Extracted entries -
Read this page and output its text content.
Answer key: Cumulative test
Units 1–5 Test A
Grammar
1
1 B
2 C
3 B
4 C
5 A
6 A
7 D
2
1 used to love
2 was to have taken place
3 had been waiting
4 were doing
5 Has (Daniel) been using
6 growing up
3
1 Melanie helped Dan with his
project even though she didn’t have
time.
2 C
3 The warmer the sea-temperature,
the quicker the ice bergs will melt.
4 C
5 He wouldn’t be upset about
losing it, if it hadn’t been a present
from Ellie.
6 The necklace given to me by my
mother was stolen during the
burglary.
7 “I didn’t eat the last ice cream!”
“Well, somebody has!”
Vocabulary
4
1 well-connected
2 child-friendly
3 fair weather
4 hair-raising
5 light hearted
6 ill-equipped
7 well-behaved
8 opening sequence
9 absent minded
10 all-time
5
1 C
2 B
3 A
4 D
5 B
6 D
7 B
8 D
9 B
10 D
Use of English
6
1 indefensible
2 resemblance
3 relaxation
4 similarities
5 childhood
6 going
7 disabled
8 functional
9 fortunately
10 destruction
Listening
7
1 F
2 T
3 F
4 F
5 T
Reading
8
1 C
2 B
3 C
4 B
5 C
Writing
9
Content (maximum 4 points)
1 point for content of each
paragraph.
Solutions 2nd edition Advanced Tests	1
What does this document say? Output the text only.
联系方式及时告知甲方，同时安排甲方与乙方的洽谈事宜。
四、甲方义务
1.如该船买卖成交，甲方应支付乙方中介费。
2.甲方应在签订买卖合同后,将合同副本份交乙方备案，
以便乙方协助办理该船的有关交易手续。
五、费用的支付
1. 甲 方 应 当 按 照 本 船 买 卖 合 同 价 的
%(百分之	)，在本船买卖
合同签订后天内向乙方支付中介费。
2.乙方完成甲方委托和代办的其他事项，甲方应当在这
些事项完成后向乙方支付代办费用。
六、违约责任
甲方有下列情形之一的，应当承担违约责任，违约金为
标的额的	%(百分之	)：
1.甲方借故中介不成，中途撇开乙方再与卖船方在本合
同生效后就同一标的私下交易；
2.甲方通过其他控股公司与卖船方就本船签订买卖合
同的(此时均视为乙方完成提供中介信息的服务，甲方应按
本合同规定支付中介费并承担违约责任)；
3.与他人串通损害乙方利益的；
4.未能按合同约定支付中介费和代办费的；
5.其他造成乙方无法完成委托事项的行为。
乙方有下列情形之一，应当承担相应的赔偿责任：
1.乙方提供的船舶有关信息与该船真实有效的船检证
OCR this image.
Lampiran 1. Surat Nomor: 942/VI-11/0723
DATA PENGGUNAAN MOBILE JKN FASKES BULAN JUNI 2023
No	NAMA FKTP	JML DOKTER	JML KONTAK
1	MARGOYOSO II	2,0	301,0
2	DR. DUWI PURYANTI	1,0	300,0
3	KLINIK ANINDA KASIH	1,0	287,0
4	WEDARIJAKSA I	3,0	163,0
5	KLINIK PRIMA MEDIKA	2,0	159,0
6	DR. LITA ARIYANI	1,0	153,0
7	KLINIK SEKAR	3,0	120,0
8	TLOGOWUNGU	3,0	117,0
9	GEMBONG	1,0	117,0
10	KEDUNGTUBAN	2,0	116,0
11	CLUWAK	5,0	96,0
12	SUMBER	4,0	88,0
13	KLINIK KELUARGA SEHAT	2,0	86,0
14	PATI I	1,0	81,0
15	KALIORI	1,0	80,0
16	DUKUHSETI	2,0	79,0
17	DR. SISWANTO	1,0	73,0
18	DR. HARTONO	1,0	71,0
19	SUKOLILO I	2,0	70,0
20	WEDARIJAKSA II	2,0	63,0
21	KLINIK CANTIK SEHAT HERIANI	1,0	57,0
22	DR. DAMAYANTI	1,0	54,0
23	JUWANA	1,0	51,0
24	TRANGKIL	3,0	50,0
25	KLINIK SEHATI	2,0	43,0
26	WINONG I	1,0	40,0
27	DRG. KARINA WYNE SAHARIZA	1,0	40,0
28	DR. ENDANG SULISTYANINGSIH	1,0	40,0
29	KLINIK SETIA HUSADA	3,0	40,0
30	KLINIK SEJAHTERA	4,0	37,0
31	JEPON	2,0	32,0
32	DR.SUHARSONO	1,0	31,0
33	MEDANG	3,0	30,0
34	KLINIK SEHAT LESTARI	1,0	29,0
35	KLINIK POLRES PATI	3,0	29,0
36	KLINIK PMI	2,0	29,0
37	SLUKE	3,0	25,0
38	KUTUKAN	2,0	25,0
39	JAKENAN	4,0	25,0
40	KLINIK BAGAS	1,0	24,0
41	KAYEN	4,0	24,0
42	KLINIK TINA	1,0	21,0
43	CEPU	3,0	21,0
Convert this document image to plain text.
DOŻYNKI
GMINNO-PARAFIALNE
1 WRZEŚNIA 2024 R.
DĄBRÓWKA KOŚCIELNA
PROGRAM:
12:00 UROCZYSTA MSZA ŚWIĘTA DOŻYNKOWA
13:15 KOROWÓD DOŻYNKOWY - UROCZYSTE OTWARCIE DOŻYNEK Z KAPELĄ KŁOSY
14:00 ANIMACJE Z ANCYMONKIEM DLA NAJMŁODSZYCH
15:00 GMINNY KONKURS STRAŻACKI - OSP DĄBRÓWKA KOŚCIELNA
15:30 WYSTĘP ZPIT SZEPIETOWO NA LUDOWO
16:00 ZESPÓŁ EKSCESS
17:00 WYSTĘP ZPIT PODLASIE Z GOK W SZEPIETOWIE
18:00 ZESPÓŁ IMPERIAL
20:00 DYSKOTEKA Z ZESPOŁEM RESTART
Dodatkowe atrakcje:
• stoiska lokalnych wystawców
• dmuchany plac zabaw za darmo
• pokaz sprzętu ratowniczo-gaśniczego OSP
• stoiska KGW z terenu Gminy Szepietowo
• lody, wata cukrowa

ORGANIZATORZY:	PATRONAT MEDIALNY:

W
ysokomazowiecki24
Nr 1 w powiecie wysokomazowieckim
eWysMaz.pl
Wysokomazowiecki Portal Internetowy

What you should do -
Each record must be repeated exactly as it is.

Exercise solution -
Read this page and output its text content.
Answer key: Cumulative test
Units 1–5 Test A
Grammar
1
1 B
2 C
3 B
4 C
5 A
6 A
7 D
2
1 used to love
2 was to have taken place
3 had been waiting
4 were doing
5 Has (Daniel) been using
6 growing up
3
1 Melanie helped Dan with his
project even though she didn’t have
time.
2 C
3 The warmer the sea-temperature,
the quicker the ice bergs will melt.
4 C
5 He wouldn’t be upset about
losing it, if it hadn’t been a present
from Ellie.
6 The necklace given to me by my
mother was stolen during the
burglary.
7 “I didn’t eat the last ice cream!”
“Well, somebody has!”
Vocabulary
4
1 well-connected
2 child-friendly
3 fair weather
4 hair-raising
5 light hearted
6 ill-equipped
7 well-behaved
8 opening sequence
9 absent minded
10 all-time
5
1 C
2 B
3 A
4 D
5 B
6 D
7 B
8 D
9 B
10 D
Use of English
6
1 indefensible
2 resemblance
3 relaxation
4 similarities
5 childhood
6 going
7 disabled
8 functional
9 fortunately
10 destruction
Listening
7
1 F
2 T
3 F
4 F
5 T
Reading
8
1 C
2 B
3 C
4 B
5 C
Writing
9
Content (maximum 4 points)
1 point for content of each
paragraph.
Solutions 2nd edition Advanced Tests	1
What does this document say? Output the text only.
联系方式及时告知甲方，同时安排甲方与乙方的洽谈事宜。
四、甲方义务
1.如该船买卖成交，甲方应支付乙方中介费。
2.甲方应在签订买卖合同后,将合同副本份交乙方备案，
以便乙方协助办理该船的有关交易手续。
五、费用的支付
1. 甲 方 应 当 按 照 本 船 买 卖 合 同 价 的
%(百分之	)，在本船买卖
合同签订后天内向乙方支付中介费。
2.乙方完成甲方委托和代办的其他事项，甲方应当在这
些事项完成后向乙方支付代办费用。
六、违约责任
甲方有下列情形之一的，应当承担违约责任，违约金为
标的额的	%(百分之	)：
1.甲方借故中介不成，中途撇开乙方再与卖船方在本合
同生效后就同一标的私下交易；
2.甲方通过其他控股公司与卖船方就本船签订买卖合
同的(此时均视为乙方完成提供中介信息的服务，甲方应按
本合同规定支付中介费并承担违约责任)；
3.与他人串通损害乙方利益的；
4.未能按合同约定支付中介费和代办费的；
5.其他造成乙方无法完成委托事项的行为。
乙方有下列情形之一，应当承担相应的赔偿责任：
1.乙方提供的船舶有关信息与该船真实有效的船检证
OCR this image.
Lampiran 1. Surat Nomor: 942/VI-11/0723
DATA PENGGUNAAN MOBILE JKN FASKES BULAN JUNI 2023
No	NAMA FKTP	JML DOKTER	JML KONTAK
1	MARGOYOSO II	2,0	301,0
2	DR. DUWI PURYANTI	1,0	300,0
3	KLINIK ANINDA KASIH	1,0	287,0
4	WEDARIJAKSA I	3,0	163,0
5	KLINIK PRIMA MEDIKA	2,0	159,0
6	DR. LITA ARIYANI	1,0	153,0
7	KLINIK SEKAR	3,0	120,0
8	TLOGOWUNGU	3,0	117,0
9	GEMBONG	1,0	117,0
10	KEDUNGTUBAN	2,0	116,0
11	CLUWAK	5,0	96,0
12	SUMBER	4,0	88,0
13	KLINIK KELUARGA SEHAT	2,0	86,0
14	PATI I	1,0	81,0
15	KALIORI	1,0	80,0
16	DUKUHSETI	2,0	79,0
17	DR. SISWANTO	1,0	73,0
18	DR. HARTONO	1,0	71,0
19	SUKOLILO I	2,0	70,0
20	WEDARIJAKSA II	2,0	63,0
21	KLINIK CANTIK SEHAT HERIANI	1,0	57,0
22	DR. DAMAYANTI	1,0	54,0
23	JUWANA	1,0	51,0
24	TRANGKIL	3,0	50,0
25	KLINIK SEHATI	2,0	43,0
26	WINONG I	1,0	40,0
27	DRG. KARINA WYNE SAHARIZA	1,0	40,0
28	DR. ENDANG SULISTYANINGSIH	1,0	40,0
29	KLINIK SETIA HUSADA	3,0	40,0
30	KLINIK SEJAHTERA	4,0	37,0
31	JEPON	2,0	32,0
32	DR.SUHARSONO	1,0	31,0
33	MEDANG	3,0	30,0
34	KLINIK SEHAT LESTARI	1,0	29,0
35	KLINIK POLRES PATI	3,0	29,0
36	KLINIK PMI	2,0	29,0
37	SLUKE	3,0	25,0
38	KUTUKAN	2,0	25,0
39	JAKENAN	4,0	25,0
40	KLINIK BAGAS	1,0	24,0
41	KAYEN	4,0	24,0
42	KLINIK TINA	1,0	21,0
43	CEPU	3,0	21,0
Convert this document image to plain text.
DOŻYNKI
GMINNO-PARAFIALNE
1 WRZEŚNIA 2024 R.
DĄBRÓWKA KOŚCIELNA
PROGRAM:
12:00 UROCZYSTA MSZA ŚWIĘTA DOŻYNKOWA
13:15 KOROWÓD DOŻYNKOWY - UROCZYSTE OTWARCIE DOŻYNEK Z KAPELĄ KŁOSY
14:00 ANIMACJE Z ANCYMONKIEM DLA NAJMŁODSZYCH
15:00 GMINNY KONKURS STRAŻACKI - OSP DĄBRÓWKA KOŚCIELNA
15:30 WYSTĘP ZPIT SZEPIETOWO NA LUDOWO
16:00 ZESPÓŁ EKSCESS
17:00 WYSTĘP ZPIT PODLASIE Z GOK W SZEPIETOWIE
18:00 ZESPÓŁ IMPERIAL
20:00 DYSKOTEKA Z ZESPOŁEM RESTART
Dodatkowe atrakcje:
• stoiska lokalnych wystawców
• dmuchany plac zabaw za darmo
• pokaz sprzętu ratowniczo-gaśniczego OSP
• stoiska KGW z terenu Gminy Szepietowo
• lody, wata cukrowa

ORGANIZATORZY:	PATRONAT MEDIALNY:

W
ysokomazowiecki24
Nr 1 w powiecie wysokomazowieckim
eWysMaz.pl
Wysokomazowiecki Portal Internetowy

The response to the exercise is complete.